Extract every line where the string "Wages" appears.

========================================

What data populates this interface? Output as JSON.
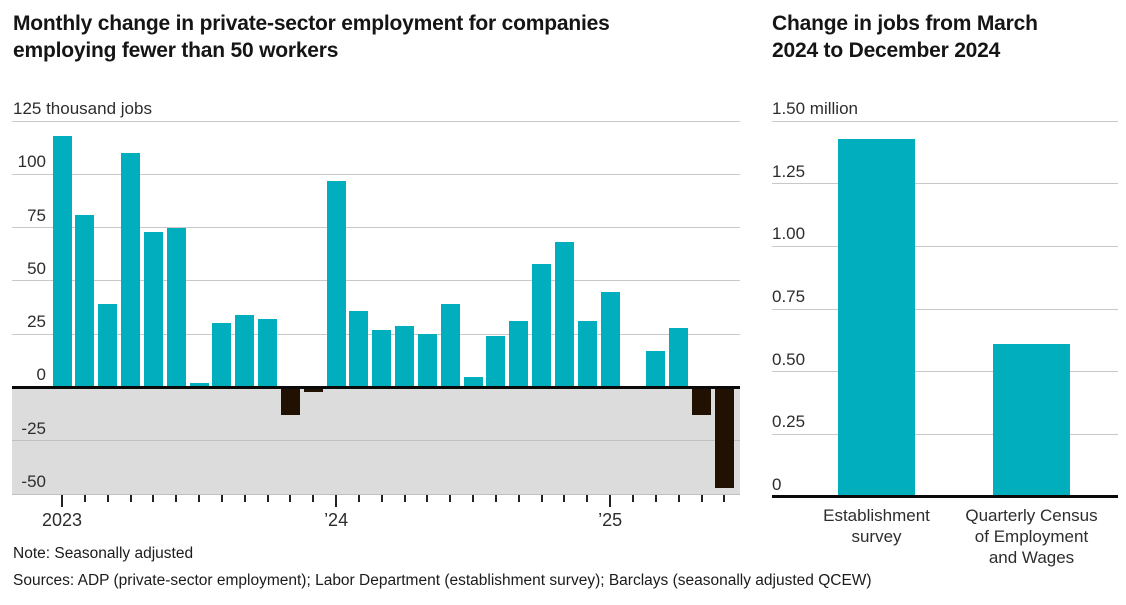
{
  "chart_data": [
    {
      "type": "bar",
      "title": "Monthly change in private-sector employment for companies\nemploying fewer than 50 workers",
      "unit_label": "125 thousand jobs",
      "ylabel": "thousand jobs",
      "ylim": [
        -50,
        125
      ],
      "grid": true,
      "legend_position": "none",
      "y_ticks": [
        125,
        100,
        75,
        50,
        25,
        0,
        -25,
        -50
      ],
      "y_tick_labels": [
        "125 thousand jobs",
        "100",
        "75",
        "50",
        "25",
        "0",
        "-25",
        "-50"
      ],
      "x_year_labels": [
        "2023",
        "’24",
        "’25"
      ],
      "x": [
        "2023-01",
        "2023-02",
        "2023-03",
        "2023-04",
        "2023-05",
        "2023-06",
        "2023-07",
        "2023-08",
        "2023-09",
        "2023-10",
        "2023-11",
        "2023-12",
        "2024-01",
        "2024-02",
        "2024-03",
        "2024-04",
        "2024-05",
        "2024-06",
        "2024-07",
        "2024-08",
        "2024-09",
        "2024-10",
        "2024-11",
        "2024-12",
        "2025-01",
        "2025-02",
        "2025-03",
        "2025-04",
        "2025-05",
        "2025-06"
      ],
      "values": [
        118,
        81,
        39,
        110,
        73,
        75,
        2,
        30,
        34,
        32,
        -13,
        -2,
        97,
        36,
        27,
        29,
        25,
        39,
        5,
        24,
        31,
        58,
        68,
        31,
        45,
        0,
        17,
        28,
        -13,
        -47
      ],
      "colors": {
        "positive": "#00aebd",
        "negative": "#201103",
        "negative_band": "#dcdcdc",
        "gridline": "#c8c8c8",
        "zero_line": "#0a0a0a"
      }
    },
    {
      "type": "bar",
      "title": "Change in jobs from March\n2024 to December 2024",
      "unit_label": "1.50 million",
      "ylabel": "million jobs",
      "ylim": [
        0,
        1.5
      ],
      "grid": true,
      "legend_position": "none",
      "y_ticks": [
        1.5,
        1.25,
        1.0,
        0.75,
        0.5,
        0.25,
        0
      ],
      "y_tick_labels": [
        "1.50 million",
        "1.25",
        "1.00",
        "0.75",
        "0.50",
        "0.25",
        "0"
      ],
      "categories": [
        "Establishment survey",
        "Quarterly Census of Employment and Wages"
      ],
      "category_label_lines": [
        [
          "Establishment",
          "survey"
        ],
        [
          "Quarterly Census",
          "of Employment",
          "and Wages"
        ]
      ],
      "values": [
        1.43,
        0.61
      ],
      "colors": {
        "positive": "#00aebd",
        "gridline": "#c8c8c8",
        "zero_line": "#0a0a0a"
      }
    }
  ],
  "footer": {
    "note": "Note: Seasonally adjusted",
    "sources": "Sources: ADP (private-sector employment); Labor Department (establishment survey); Barclays (seasonally adjusted QCEW)"
  }
}
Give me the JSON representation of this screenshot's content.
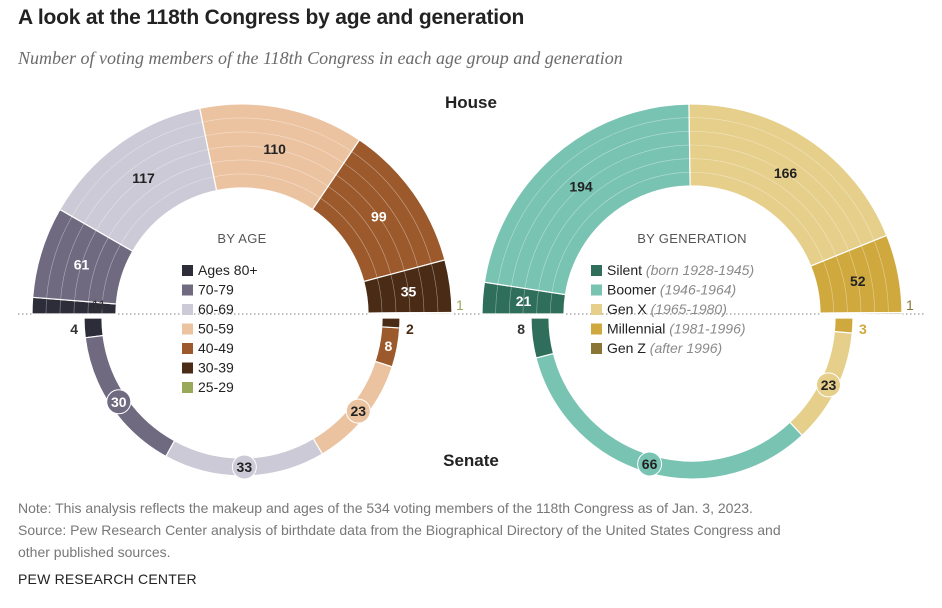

========================================

Expected answer:
        "Quarterly Census of Employment and Wages"
          "and Wages"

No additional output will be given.